RAW DATA:
= = = =
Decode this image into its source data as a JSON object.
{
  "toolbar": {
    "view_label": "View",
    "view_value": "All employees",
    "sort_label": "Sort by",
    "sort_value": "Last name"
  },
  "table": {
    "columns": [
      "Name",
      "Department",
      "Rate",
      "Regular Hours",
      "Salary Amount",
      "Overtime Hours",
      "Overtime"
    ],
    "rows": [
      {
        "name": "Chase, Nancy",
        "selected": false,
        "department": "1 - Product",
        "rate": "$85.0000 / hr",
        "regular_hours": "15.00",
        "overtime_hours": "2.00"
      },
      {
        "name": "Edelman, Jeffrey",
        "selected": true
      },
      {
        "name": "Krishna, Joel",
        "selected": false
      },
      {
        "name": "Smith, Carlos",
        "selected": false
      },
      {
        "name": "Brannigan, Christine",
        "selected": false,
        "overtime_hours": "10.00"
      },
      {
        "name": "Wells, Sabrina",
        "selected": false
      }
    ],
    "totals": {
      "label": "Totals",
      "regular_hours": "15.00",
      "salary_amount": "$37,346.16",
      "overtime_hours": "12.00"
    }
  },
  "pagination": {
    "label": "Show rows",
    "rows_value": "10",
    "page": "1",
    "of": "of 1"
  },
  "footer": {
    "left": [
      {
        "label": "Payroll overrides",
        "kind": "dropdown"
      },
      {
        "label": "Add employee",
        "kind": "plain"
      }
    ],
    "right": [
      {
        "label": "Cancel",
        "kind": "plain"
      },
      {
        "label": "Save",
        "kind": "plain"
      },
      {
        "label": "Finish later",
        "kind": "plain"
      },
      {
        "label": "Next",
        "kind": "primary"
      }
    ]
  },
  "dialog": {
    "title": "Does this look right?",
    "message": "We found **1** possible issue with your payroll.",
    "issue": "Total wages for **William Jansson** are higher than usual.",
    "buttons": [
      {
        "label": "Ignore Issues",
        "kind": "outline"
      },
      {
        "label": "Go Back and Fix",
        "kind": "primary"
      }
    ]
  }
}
= = = =
TASK BRIEF:
Print the material verbatim, all of it.

SOLUTION TO THE EXERCISE:
Decode this image into its source data as a JSON object.
{
  "toolbar": {
    "view_label": "View",
    "view_value": "All employees",
    "sort_label": "Sort by",
    "sort_value": "Last name"
  },
  "table": {
    "columns": [
      "Name",
      "Department",
      "Rate",
      "Regular Hours",
      "Salary Amount",
      "Overtime Hours",
      "Overtime"
    ],
    "rows": [
      {
        "name": "Chase, Nancy",
        "selected": false,
        "department": "1 - Product",
        "rate": "$85.0000 / hr",
        "regular_hours": "15.00",
        "overtime_hours": "2.00"
      },
      {
        "name": "Edelman, Jeffrey",
        "selected": true
      },
      {
        "name": "Krishna, Joel",
        "selected": false
      },
      {
        "name": "Smith, Carlos",
        "selected": false
      },
      {
        "name": "Brannigan, Christine",
        "selected": false,
        "overtime_hours": "10.00"
      },
      {
        "name": "Wells, Sabrina",
        "selected": false
      }
    ],
    "totals": {
      "label": "Totals",
      "regular_hours": "15.00",
      "salary_amount": "$37,346.16",
      "overtime_hours": "12.00"
    }
  },
  "pagination": {
    "label": "Show rows",
    "rows_value": "10",
    "page": "1",
    "of": "of 1"
  },
  "footer": {
    "left": [
      {
        "label": "Payroll overrides",
        "kind": "dropdown"
      },
      {
        "label": "Add employee",
        "kind": "plain"
      }
    ],
    "right": [
      {
        "label": "Cancel",
        "kind": "plain"
      },
      {
        "label": "Save",
        "kind": "plain"
      },
      {
        "label": "Finish later",
        "kind": "plain"
      },
      {
        "label": "Next",
        "kind": "primary"
      }
    ]
  },
  "dialog": {
    "title": "Does this look right?",
    "message": "We found **1** possible issue with your payroll.",
    "issue": "Total wages for **William Jansson** are higher than usual.",
    "buttons": [
      {
        "label": "Ignore Issues",
        "kind": "outline"
      },
      {
        "label": "Go Back and Fix",
        "kind": "primary"
      }
    ]
  }
}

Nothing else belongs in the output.